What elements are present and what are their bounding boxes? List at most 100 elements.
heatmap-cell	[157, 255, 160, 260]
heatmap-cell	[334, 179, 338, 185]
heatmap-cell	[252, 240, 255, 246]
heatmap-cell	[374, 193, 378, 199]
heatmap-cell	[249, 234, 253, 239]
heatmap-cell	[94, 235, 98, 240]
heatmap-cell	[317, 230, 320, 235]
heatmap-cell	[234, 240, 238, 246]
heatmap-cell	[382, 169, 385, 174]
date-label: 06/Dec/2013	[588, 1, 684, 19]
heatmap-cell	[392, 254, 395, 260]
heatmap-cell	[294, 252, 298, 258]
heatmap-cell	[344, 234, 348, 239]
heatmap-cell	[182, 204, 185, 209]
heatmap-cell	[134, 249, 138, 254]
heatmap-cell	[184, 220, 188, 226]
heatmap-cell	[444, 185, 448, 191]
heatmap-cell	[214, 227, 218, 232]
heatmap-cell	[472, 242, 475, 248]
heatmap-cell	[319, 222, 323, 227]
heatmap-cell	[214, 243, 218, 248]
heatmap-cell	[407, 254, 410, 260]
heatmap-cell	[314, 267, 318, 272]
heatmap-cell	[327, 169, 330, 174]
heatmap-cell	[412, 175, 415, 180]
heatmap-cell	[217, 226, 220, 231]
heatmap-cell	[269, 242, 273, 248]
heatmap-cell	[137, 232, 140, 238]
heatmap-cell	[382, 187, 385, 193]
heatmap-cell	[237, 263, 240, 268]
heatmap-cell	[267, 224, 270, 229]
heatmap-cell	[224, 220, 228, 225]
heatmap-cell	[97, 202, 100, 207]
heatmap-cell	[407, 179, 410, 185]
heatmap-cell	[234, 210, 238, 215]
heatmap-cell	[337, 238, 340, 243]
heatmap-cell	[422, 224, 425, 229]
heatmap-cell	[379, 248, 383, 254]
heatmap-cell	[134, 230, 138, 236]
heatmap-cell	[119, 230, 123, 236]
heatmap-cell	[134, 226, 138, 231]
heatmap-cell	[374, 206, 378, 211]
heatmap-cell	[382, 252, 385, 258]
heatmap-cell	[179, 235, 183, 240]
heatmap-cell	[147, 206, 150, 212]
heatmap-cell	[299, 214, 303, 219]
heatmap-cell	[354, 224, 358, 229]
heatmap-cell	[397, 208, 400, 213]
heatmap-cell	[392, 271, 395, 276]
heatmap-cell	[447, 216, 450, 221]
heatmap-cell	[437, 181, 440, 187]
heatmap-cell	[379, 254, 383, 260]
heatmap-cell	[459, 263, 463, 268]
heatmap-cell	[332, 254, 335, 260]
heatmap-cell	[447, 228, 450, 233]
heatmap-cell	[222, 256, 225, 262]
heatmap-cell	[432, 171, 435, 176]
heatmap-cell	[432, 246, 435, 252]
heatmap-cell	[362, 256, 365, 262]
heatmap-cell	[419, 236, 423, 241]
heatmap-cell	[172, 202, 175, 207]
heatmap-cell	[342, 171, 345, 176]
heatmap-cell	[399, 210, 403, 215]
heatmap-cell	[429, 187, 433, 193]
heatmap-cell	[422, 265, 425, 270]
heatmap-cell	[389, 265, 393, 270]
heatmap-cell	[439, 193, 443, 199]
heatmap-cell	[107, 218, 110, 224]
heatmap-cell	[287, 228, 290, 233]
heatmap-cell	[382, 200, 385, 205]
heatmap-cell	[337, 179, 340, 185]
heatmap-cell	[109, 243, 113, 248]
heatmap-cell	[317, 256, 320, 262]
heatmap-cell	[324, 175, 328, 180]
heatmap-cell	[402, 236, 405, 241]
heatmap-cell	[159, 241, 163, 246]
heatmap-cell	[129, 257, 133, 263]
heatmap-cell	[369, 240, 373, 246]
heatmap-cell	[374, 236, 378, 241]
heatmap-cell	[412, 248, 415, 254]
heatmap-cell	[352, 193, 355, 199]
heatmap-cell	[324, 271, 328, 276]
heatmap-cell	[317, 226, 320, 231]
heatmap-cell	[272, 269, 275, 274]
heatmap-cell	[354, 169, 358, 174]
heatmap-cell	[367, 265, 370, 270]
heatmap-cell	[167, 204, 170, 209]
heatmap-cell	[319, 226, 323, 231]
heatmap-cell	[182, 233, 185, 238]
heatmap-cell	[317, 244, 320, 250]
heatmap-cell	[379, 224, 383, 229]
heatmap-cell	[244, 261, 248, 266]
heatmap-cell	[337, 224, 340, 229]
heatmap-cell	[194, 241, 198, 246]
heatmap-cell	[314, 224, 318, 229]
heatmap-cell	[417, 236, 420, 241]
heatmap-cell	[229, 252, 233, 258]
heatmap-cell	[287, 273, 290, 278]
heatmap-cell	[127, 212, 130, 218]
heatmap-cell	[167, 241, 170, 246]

▶ _What is required_
Revise the items above by replacing "date-label" with "date-tag" wherever it occurs, leaving everything else unchanged.

▶ _Finished exercise_
What elements are present and what are their bounding boxes? List at most 100 elements.
heatmap-cell	[157, 255, 160, 260]
heatmap-cell	[334, 179, 338, 185]
heatmap-cell	[252, 240, 255, 246]
heatmap-cell	[374, 193, 378, 199]
heatmap-cell	[249, 234, 253, 239]
heatmap-cell	[94, 235, 98, 240]
heatmap-cell	[317, 230, 320, 235]
heatmap-cell	[234, 240, 238, 246]
heatmap-cell	[382, 169, 385, 174]
date-tag: 06/Dec/2013	[588, 1, 684, 19]
heatmap-cell	[392, 254, 395, 260]
heatmap-cell	[294, 252, 298, 258]
heatmap-cell	[344, 234, 348, 239]
heatmap-cell	[182, 204, 185, 209]
heatmap-cell	[134, 249, 138, 254]
heatmap-cell	[184, 220, 188, 226]
heatmap-cell	[444, 185, 448, 191]
heatmap-cell	[214, 227, 218, 232]
heatmap-cell	[472, 242, 475, 248]
heatmap-cell	[319, 222, 323, 227]
heatmap-cell	[214, 243, 218, 248]
heatmap-cell	[407, 254, 410, 260]
heatmap-cell	[314, 267, 318, 272]
heatmap-cell	[327, 169, 330, 174]
heatmap-cell	[412, 175, 415, 180]
heatmap-cell	[217, 226, 220, 231]
heatmap-cell	[269, 242, 273, 248]
heatmap-cell	[137, 232, 140, 238]
heatmap-cell	[382, 187, 385, 193]
heatmap-cell	[237, 263, 240, 268]
heatmap-cell	[267, 224, 270, 229]
heatmap-cell	[224, 220, 228, 225]
heatmap-cell	[97, 202, 100, 207]
heatmap-cell	[407, 179, 410, 185]
heatmap-cell	[234, 210, 238, 215]
heatmap-cell	[337, 238, 340, 243]
heatmap-cell	[422, 224, 425, 229]
heatmap-cell	[379, 248, 383, 254]
heatmap-cell	[134, 230, 138, 236]
heatmap-cell	[119, 230, 123, 236]
heatmap-cell	[134, 226, 138, 231]
heatmap-cell	[374, 206, 378, 211]
heatmap-cell	[382, 252, 385, 258]
heatmap-cell	[179, 235, 183, 240]
heatmap-cell	[147, 206, 150, 212]
heatmap-cell	[299, 214, 303, 219]
heatmap-cell	[354, 224, 358, 229]
heatmap-cell	[397, 208, 400, 213]
heatmap-cell	[392, 271, 395, 276]
heatmap-cell	[447, 216, 450, 221]
heatmap-cell	[437, 181, 440, 187]
heatmap-cell	[379, 254, 383, 260]
heatmap-cell	[459, 263, 463, 268]
heatmap-cell	[332, 254, 335, 260]
heatmap-cell	[447, 228, 450, 233]
heatmap-cell	[222, 256, 225, 262]
heatmap-cell	[432, 171, 435, 176]
heatmap-cell	[432, 246, 435, 252]
heatmap-cell	[362, 256, 365, 262]
heatmap-cell	[419, 236, 423, 241]
heatmap-cell	[172, 202, 175, 207]
heatmap-cell	[342, 171, 345, 176]
heatmap-cell	[399, 210, 403, 215]
heatmap-cell	[429, 187, 433, 193]
heatmap-cell	[422, 265, 425, 270]
heatmap-cell	[389, 265, 393, 270]
heatmap-cell	[439, 193, 443, 199]
heatmap-cell	[107, 218, 110, 224]
heatmap-cell	[287, 228, 290, 233]
heatmap-cell	[382, 200, 385, 205]
heatmap-cell	[337, 179, 340, 185]
heatmap-cell	[109, 243, 113, 248]
heatmap-cell	[317, 256, 320, 262]
heatmap-cell	[324, 175, 328, 180]
heatmap-cell	[402, 236, 405, 241]
heatmap-cell	[159, 241, 163, 246]
heatmap-cell	[129, 257, 133, 263]
heatmap-cell	[369, 240, 373, 246]
heatmap-cell	[374, 236, 378, 241]
heatmap-cell	[412, 248, 415, 254]
heatmap-cell	[352, 193, 355, 199]
heatmap-cell	[324, 271, 328, 276]
heatmap-cell	[317, 226, 320, 231]
heatmap-cell	[272, 269, 275, 274]
heatmap-cell	[354, 169, 358, 174]
heatmap-cell	[367, 265, 370, 270]
heatmap-cell	[167, 204, 170, 209]
heatmap-cell	[319, 226, 323, 231]
heatmap-cell	[182, 233, 185, 238]
heatmap-cell	[317, 244, 320, 250]
heatmap-cell	[379, 224, 383, 229]
heatmap-cell	[244, 261, 248, 266]
heatmap-cell	[337, 224, 340, 229]
heatmap-cell	[194, 241, 198, 246]
heatmap-cell	[314, 224, 318, 229]
heatmap-cell	[417, 236, 420, 241]
heatmap-cell	[229, 252, 233, 258]
heatmap-cell	[287, 273, 290, 278]
heatmap-cell	[127, 212, 130, 218]
heatmap-cell	[167, 241, 170, 246]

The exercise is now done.